─── Data for processing

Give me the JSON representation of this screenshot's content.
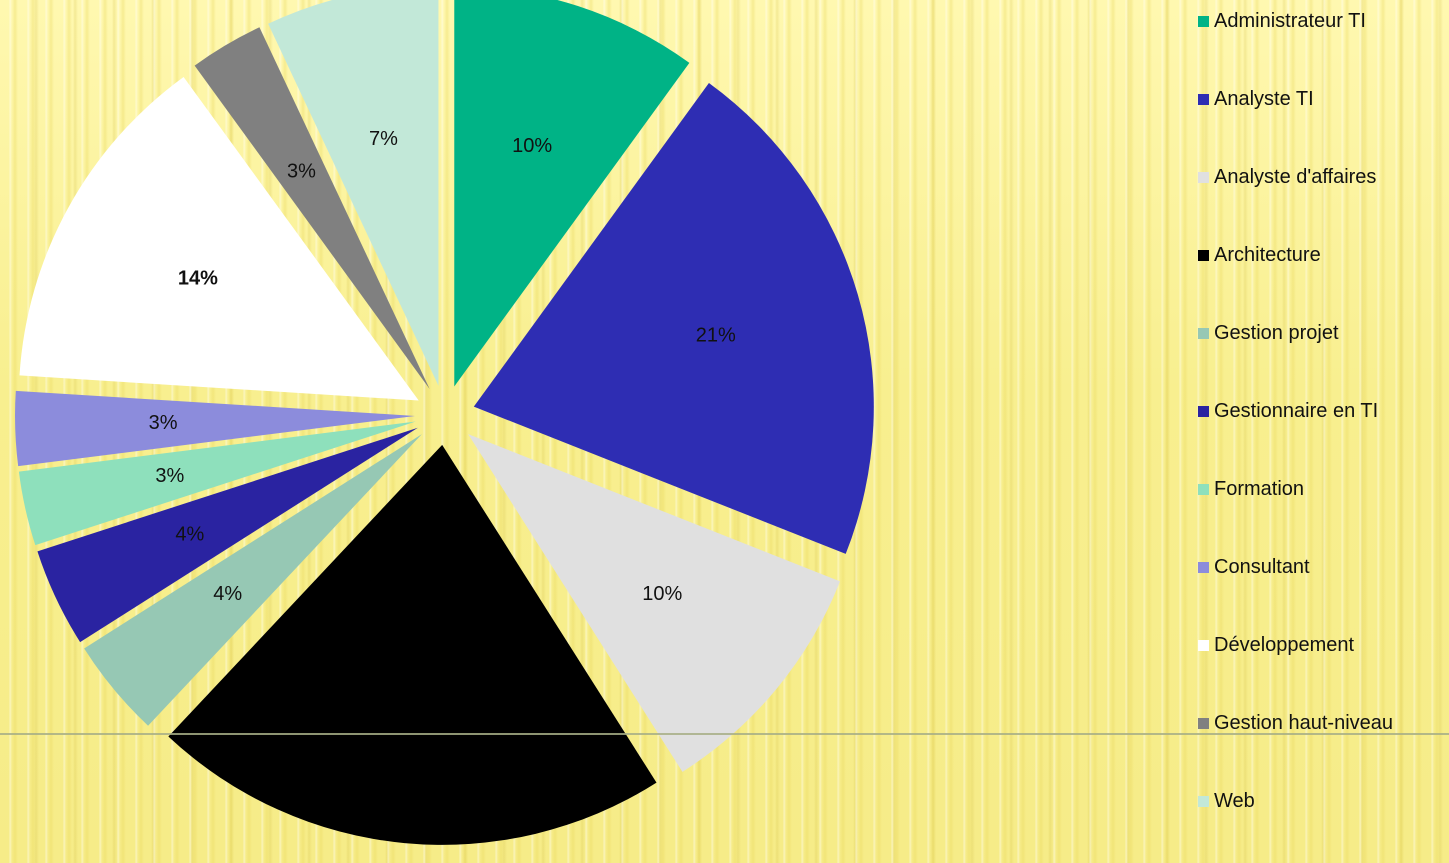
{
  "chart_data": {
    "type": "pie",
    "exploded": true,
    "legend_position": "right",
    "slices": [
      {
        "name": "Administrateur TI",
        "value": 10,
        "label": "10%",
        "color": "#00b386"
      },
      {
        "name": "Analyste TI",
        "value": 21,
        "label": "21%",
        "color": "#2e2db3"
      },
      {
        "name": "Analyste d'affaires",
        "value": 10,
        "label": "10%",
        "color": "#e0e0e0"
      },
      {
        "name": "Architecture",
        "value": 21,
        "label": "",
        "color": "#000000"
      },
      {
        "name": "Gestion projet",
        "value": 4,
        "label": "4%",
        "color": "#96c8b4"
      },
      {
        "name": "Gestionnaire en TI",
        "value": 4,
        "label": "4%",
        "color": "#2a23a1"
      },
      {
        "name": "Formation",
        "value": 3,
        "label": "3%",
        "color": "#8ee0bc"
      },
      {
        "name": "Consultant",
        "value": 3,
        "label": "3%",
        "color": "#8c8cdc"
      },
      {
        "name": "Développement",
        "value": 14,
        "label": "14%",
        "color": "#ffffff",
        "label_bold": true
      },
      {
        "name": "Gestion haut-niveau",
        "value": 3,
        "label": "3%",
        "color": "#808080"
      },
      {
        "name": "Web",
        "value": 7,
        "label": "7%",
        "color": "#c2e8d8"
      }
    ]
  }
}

──────

■ **Task goal**:
Keep the pictures out of your copy, and repeat every entry above exactly.

■ **Finished task**:
Give me the JSON representation of this screenshot's content.
{
  "chart_data": {
    "type": "pie",
    "exploded": true,
    "legend_position": "right",
    "slices": [
      {
        "name": "Administrateur TI",
        "value": 10,
        "label": "10%",
        "color": "#00b386"
      },
      {
        "name": "Analyste TI",
        "value": 21,
        "label": "21%",
        "color": "#2e2db3"
      },
      {
        "name": "Analyste d'affaires",
        "value": 10,
        "label": "10%",
        "color": "#e0e0e0"
      },
      {
        "name": "Architecture",
        "value": 21,
        "label": "",
        "color": "#000000"
      },
      {
        "name": "Gestion projet",
        "value": 4,
        "label": "4%",
        "color": "#96c8b4"
      },
      {
        "name": "Gestionnaire en TI",
        "value": 4,
        "label": "4%",
        "color": "#2a23a1"
      },
      {
        "name": "Formation",
        "value": 3,
        "label": "3%",
        "color": "#8ee0bc"
      },
      {
        "name": "Consultant",
        "value": 3,
        "label": "3%",
        "color": "#8c8cdc"
      },
      {
        "name": "Développement",
        "value": 14,
        "label": "14%",
        "color": "#ffffff",
        "label_bold": true
      },
      {
        "name": "Gestion haut-niveau",
        "value": 3,
        "label": "3%",
        "color": "#808080"
      },
      {
        "name": "Web",
        "value": 7,
        "label": "7%",
        "color": "#c2e8d8"
      }
    ]
  }
}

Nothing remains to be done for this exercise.